▶ DATA:

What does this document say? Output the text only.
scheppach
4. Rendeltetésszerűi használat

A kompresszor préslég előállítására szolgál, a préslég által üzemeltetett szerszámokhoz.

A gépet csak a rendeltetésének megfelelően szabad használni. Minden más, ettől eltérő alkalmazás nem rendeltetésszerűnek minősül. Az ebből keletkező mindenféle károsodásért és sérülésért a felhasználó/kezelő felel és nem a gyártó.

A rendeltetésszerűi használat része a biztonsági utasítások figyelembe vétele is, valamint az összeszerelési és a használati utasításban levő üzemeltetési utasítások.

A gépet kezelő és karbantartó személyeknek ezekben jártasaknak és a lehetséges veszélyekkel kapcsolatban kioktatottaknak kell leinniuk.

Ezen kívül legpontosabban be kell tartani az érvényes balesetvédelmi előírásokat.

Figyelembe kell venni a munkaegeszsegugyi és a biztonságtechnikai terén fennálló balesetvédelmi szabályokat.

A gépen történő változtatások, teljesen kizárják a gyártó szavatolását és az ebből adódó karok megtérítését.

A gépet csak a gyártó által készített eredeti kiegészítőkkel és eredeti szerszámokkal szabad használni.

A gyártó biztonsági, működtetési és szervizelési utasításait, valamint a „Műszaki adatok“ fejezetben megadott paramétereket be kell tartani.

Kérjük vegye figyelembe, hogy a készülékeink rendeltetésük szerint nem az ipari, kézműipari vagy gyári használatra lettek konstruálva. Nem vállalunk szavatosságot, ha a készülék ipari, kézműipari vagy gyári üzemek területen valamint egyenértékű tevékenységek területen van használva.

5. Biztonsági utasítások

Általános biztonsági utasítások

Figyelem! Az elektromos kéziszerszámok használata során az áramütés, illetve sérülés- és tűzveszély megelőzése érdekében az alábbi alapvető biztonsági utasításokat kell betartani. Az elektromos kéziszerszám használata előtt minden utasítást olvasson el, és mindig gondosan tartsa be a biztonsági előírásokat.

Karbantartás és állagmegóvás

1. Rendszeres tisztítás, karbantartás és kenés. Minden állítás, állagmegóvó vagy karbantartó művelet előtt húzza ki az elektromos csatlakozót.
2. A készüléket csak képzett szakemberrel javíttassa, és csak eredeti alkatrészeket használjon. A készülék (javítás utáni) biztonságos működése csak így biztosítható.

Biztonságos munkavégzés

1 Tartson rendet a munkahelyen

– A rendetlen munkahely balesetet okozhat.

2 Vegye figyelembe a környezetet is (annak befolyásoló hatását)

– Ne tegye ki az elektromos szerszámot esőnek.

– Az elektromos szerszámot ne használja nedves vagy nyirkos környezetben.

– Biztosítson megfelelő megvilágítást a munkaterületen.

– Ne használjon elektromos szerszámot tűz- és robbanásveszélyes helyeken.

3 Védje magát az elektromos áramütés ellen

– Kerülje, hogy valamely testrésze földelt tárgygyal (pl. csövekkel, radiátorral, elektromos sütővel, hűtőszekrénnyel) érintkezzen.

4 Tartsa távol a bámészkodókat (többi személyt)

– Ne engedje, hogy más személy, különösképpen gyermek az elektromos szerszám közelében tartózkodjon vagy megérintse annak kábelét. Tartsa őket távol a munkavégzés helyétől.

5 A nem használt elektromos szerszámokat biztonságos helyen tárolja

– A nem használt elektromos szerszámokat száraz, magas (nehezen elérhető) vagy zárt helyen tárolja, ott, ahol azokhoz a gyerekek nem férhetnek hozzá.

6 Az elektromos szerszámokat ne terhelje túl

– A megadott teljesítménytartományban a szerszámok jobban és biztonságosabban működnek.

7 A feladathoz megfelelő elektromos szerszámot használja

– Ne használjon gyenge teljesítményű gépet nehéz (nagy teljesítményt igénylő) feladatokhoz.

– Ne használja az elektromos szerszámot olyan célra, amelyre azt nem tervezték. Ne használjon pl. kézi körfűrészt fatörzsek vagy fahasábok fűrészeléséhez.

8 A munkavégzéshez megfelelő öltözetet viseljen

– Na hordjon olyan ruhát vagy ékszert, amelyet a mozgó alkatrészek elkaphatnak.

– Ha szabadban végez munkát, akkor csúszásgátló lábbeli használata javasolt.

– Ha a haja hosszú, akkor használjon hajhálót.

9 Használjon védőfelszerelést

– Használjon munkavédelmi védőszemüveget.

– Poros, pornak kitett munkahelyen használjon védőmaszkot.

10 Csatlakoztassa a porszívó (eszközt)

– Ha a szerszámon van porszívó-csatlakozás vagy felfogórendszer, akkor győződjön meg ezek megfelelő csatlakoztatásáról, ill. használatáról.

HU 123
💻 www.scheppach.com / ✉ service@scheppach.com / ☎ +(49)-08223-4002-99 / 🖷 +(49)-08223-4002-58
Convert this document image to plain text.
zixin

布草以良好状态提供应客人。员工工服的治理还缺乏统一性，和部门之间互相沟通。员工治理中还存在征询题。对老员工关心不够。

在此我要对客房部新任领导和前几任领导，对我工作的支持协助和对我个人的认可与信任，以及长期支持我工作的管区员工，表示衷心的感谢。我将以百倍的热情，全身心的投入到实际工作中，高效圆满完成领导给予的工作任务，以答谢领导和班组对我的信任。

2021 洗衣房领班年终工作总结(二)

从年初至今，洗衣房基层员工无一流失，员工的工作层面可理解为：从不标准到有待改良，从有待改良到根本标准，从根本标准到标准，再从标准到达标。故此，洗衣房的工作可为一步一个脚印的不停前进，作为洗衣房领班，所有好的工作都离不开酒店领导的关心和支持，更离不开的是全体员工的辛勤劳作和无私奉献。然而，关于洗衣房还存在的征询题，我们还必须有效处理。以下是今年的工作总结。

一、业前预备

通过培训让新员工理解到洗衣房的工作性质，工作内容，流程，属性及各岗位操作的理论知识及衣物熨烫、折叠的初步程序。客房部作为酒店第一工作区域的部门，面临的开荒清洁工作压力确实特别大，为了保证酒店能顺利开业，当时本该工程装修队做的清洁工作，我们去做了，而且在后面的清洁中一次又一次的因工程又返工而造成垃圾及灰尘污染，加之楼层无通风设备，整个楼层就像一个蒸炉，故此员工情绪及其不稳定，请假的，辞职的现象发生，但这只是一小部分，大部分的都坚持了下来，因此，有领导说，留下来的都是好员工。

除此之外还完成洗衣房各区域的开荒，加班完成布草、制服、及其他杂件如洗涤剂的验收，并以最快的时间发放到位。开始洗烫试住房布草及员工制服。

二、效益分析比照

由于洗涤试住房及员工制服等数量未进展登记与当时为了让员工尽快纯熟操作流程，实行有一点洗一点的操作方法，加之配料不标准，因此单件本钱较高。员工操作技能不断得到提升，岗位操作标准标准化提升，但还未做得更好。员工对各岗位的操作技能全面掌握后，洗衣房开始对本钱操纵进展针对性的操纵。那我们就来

▶ EXERCISE DESCRIPTION: Search the records for the word "távol". Copy every line that has it.

▶ FINISHED ANSWER:
4 Tartsa távol a bámészkodókat (többi személyt)
– Ne engedje, hogy más személy, különösképpen gyermek az elektromos szerszám közelében tartózkodjon vagy megérintse annak kábelét. Tartsa őket távol a munkavégzés helyétől.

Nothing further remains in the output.